◆ EXERCISE GOAL
Write out the data below in full, unchanged, minus the images.

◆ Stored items
###
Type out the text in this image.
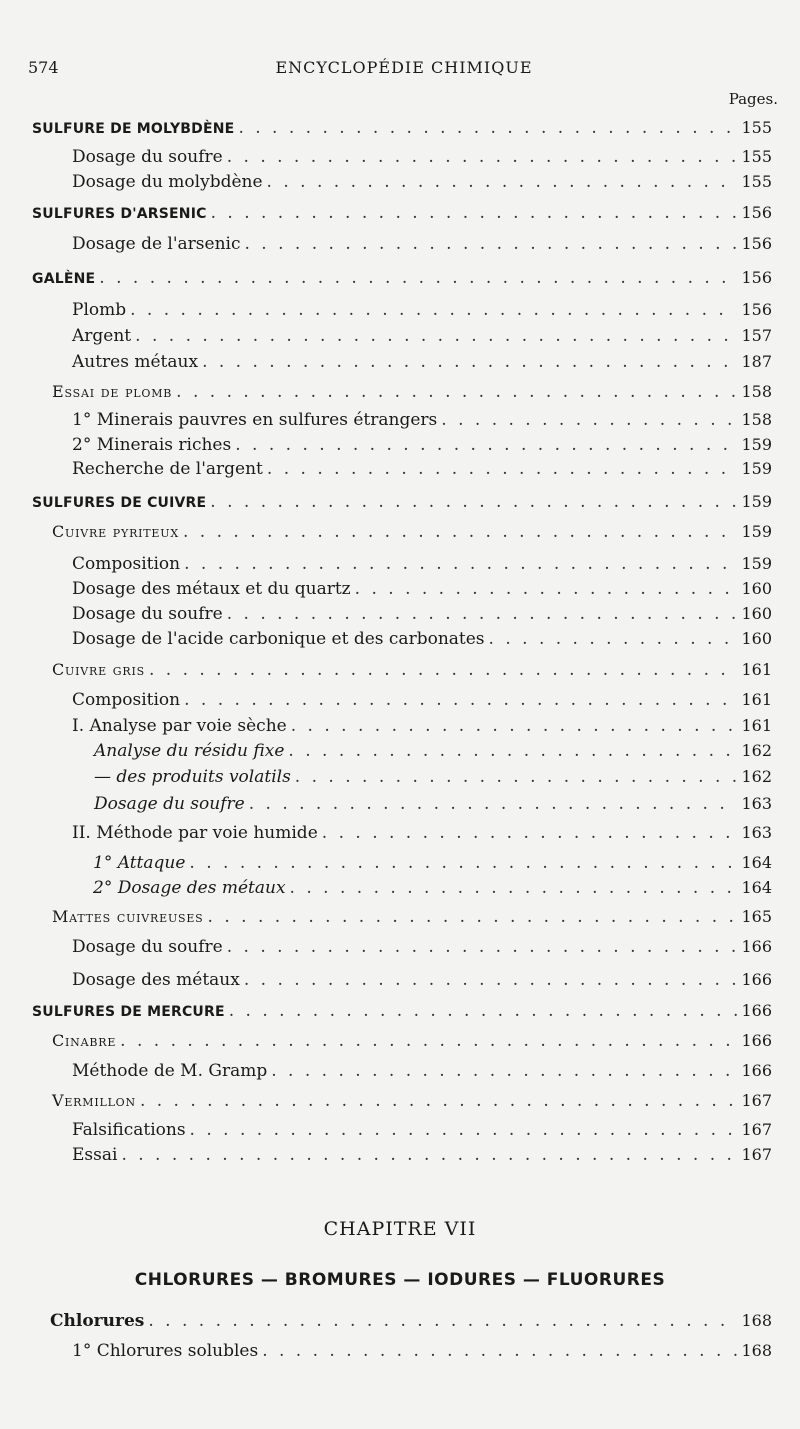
574	ENCYCLOPÉDIE CHIMIQUE
Pages.
SULFURE DE MOLYBDÈNE . . .	155
Dosage du soufre . . .	155
Dosage du molybdène . . .	155
SULFURES D'ARSENIC . . .	156
Dosage de l'arsenic . . .	156
GALÈNE . . .	156
Plomb . . .	156
Argent . . .	157
Autres métaux . . .	187
Essai de plomb . . .	158
1° Minerais pauvres en sulfures étrangers . . .	158
2° Minerais riches . . .	159
Recherche de l'argent . . .	159
SULFURES DE CUIVRE . . .	159
Cuivre pyriteux . . .	159
Composition . . .	159
Dosage des métaux et du quartz . . .	160
Dosage du soufre . . .	160
Dosage de l'acide carbonique et des carbonates . . .	160
Cuivre gris . . .	161
Composition . . .	161
I. Analyse par voie sèche . . .	161
Analyse du résidu fixe . . .	162
— des produits volatils . . .	162
Dosage du soufre . . .	163
II. Méthode par voie humide . . .	163
1° Attaque . . .	164
2° Dosage des métaux . . .	164
Mattes cuivreuses . . .	165
Dosage du soufre . . .	166
Dosage des métaux . . .	166
SULFURES DE MERCURE . . .	166
Cinabre . . .	166
Méthode de M. Gramp . . .	166
Vermillon . . .	167
Falsifications . . .	167
Essai . . .	167
CHAPITRE VII
CHLORURES — BROMURES — IODURES — FLUORURES
Chlorures . . .	168
1° Chlorures solubles . . .	168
###
◆ TASK OUTPUT
Type out the text in this image.
574	ENCYCLOPÉDIE CHIMIQUE
Pages.
SULFURE DE MOLYBDÈNE . . .	155
Dosage du soufre . . .	155
Dosage du molybdène . . .	155
SULFURES D'ARSENIC . . .	156
Dosage de l'arsenic . . .	156
GALÈNE . . .	156
Plomb . . .	156
Argent . . .	157
Autres métaux . . .	187
Essai de plomb . . .	158
1° Minerais pauvres en sulfures étrangers . . .	158
2° Minerais riches . . .	159
Recherche de l'argent . . .	159
SULFURES DE CUIVRE . . .	159
Cuivre pyriteux . . .	159
Composition . . .	159
Dosage des métaux et du quartz . . .	160
Dosage du soufre . . .	160
Dosage de l'acide carbonique et des carbonates . . .	160
Cuivre gris . . .	161
Composition . . .	161
I. Analyse par voie sèche . . .	161
Analyse du résidu fixe . . .	162
— des produits volatils . . .	162
Dosage du soufre . . .	163
II. Méthode par voie humide . . .	163
1° Attaque . . .	164
2° Dosage des métaux . . .	164
Mattes cuivreuses . . .	165
Dosage du soufre . . .	166
Dosage des métaux . . .	166
SULFURES DE MERCURE . . .	166
Cinabre . . .	166
Méthode de M. Gramp . . .	166
Vermillon . . .	167
Falsifications . . .	167
Essai . . .	167
CHAPITRE VII
CHLORURES — BROMURES — IODURES — FLUORURES
Chlorures . . .	168
1° Chlorures solubles . . .	168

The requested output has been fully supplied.